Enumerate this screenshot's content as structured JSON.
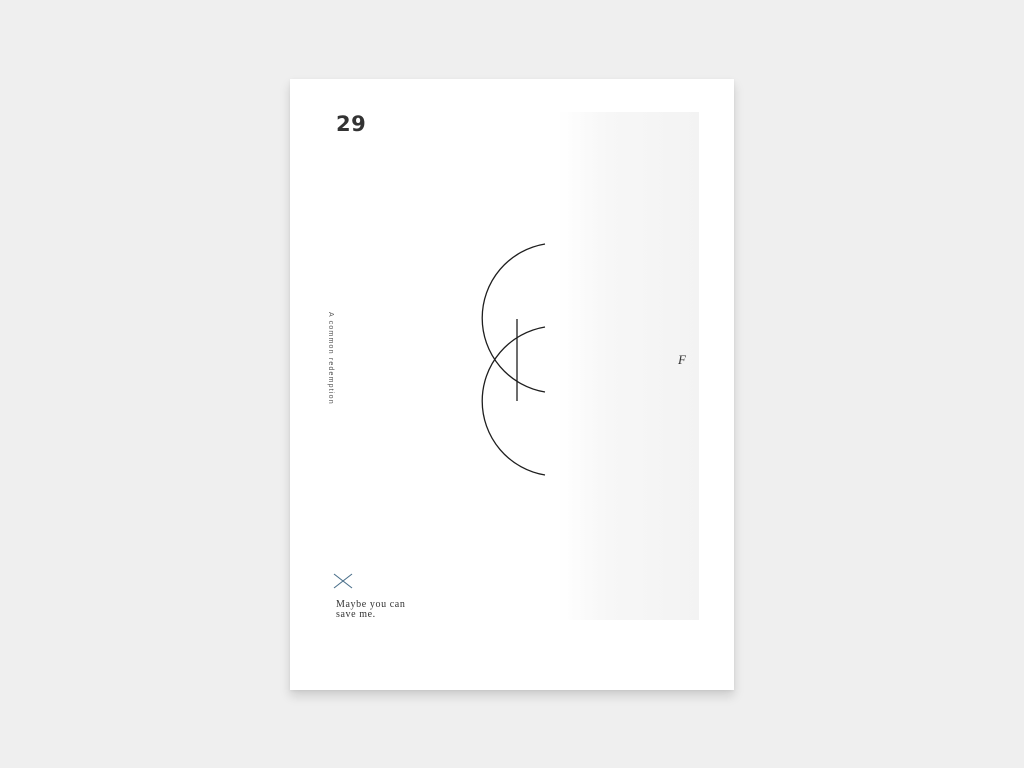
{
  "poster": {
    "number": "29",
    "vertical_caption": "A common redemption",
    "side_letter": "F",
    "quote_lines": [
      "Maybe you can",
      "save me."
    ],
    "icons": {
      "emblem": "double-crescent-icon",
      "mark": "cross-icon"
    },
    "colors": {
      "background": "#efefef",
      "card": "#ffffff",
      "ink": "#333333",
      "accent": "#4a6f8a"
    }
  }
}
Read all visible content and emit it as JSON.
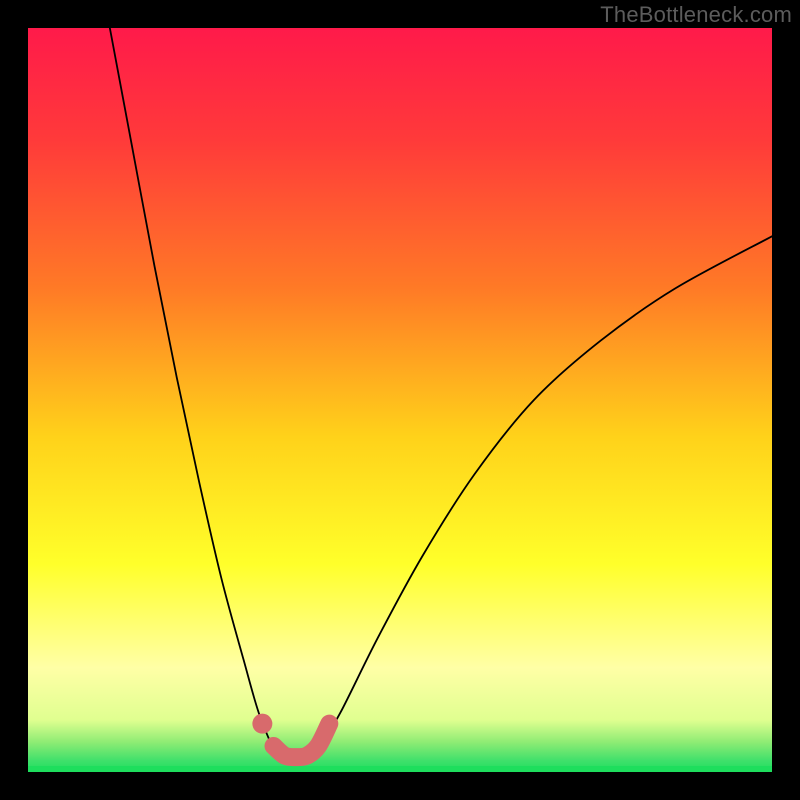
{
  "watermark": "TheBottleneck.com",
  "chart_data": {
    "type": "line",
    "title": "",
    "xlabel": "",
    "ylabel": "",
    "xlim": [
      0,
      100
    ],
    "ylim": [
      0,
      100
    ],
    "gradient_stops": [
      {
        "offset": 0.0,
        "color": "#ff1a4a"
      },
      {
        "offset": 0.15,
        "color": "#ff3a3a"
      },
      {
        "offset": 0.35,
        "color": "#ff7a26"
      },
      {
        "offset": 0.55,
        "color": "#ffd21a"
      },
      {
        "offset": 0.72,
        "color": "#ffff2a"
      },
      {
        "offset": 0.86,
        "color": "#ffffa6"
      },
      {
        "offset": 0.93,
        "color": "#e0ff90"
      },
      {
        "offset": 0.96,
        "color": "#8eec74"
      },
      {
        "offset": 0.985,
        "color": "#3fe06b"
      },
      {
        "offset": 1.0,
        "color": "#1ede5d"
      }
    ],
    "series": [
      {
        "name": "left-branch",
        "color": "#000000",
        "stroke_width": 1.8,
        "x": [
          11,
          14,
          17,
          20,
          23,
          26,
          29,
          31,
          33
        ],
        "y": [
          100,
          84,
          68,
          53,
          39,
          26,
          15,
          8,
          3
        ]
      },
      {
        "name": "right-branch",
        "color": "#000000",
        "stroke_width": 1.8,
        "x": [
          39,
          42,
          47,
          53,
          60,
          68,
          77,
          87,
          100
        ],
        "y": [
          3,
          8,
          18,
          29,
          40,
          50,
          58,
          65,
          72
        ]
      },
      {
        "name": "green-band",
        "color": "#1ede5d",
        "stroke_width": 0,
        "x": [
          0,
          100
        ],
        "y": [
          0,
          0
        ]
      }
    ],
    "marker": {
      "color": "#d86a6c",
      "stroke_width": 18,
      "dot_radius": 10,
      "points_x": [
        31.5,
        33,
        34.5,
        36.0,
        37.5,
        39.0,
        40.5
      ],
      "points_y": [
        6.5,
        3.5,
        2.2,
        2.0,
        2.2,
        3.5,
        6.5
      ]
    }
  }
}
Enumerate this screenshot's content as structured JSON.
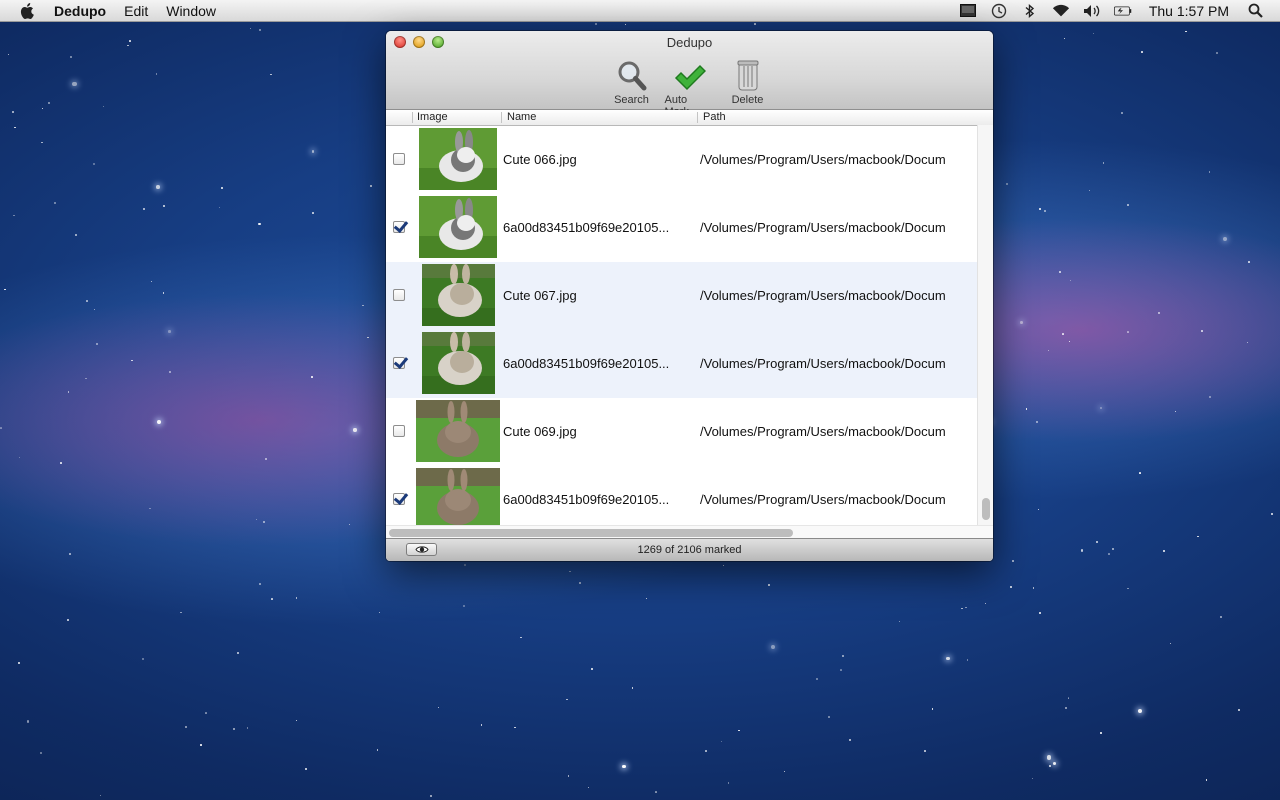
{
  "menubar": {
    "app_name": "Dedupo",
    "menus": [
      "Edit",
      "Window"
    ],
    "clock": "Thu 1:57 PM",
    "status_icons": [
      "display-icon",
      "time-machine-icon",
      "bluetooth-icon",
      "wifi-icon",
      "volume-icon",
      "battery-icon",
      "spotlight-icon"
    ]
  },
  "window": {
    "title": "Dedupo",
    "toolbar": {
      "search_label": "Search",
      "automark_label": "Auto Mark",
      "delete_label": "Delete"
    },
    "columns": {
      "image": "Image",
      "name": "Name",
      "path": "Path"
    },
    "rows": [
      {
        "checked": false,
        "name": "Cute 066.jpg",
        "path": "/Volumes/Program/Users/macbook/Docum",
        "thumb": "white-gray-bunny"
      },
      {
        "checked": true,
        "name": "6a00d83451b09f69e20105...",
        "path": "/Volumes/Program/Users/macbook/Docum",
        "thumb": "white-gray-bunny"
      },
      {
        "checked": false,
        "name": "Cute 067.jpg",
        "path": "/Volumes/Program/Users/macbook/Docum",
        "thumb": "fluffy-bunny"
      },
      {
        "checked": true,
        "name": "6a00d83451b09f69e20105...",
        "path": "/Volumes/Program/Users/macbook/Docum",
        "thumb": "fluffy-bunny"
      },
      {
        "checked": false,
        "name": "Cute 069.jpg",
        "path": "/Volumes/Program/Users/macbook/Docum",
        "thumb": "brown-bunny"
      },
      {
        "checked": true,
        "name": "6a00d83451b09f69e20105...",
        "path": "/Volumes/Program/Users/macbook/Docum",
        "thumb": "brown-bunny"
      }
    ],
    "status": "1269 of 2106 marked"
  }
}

-=-=-

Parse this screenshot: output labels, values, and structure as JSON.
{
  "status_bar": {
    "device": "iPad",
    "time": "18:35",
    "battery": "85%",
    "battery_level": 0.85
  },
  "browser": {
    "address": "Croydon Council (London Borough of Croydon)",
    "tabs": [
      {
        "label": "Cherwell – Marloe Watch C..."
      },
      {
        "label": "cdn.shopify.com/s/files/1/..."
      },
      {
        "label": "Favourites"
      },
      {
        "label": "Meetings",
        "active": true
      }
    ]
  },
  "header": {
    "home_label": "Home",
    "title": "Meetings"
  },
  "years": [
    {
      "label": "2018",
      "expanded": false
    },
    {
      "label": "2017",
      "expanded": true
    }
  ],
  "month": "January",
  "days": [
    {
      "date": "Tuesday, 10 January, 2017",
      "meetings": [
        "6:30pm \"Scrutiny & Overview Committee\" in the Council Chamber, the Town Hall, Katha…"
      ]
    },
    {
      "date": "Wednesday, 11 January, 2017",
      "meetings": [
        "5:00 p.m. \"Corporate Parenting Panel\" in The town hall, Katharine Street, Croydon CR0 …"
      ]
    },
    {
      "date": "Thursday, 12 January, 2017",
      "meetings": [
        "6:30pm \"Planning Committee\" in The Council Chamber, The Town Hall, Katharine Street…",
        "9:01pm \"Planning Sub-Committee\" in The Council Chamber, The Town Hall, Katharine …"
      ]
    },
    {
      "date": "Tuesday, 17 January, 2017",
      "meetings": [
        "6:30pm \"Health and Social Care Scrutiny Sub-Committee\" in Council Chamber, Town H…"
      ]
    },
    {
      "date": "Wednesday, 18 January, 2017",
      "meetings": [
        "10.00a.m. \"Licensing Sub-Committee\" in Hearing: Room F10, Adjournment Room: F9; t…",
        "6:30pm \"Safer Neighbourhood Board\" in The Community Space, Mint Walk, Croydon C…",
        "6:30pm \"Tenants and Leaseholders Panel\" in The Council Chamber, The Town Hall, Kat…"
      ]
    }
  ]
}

-=-=-

• **Given instruction**
Show all lines in the entries above where the word "Cute" appears.

• **Response for this exercise**
        "name": "Cute 066.jpg",
        "name": "Cute 067.jpg",
        "name": "Cute 069.jpg",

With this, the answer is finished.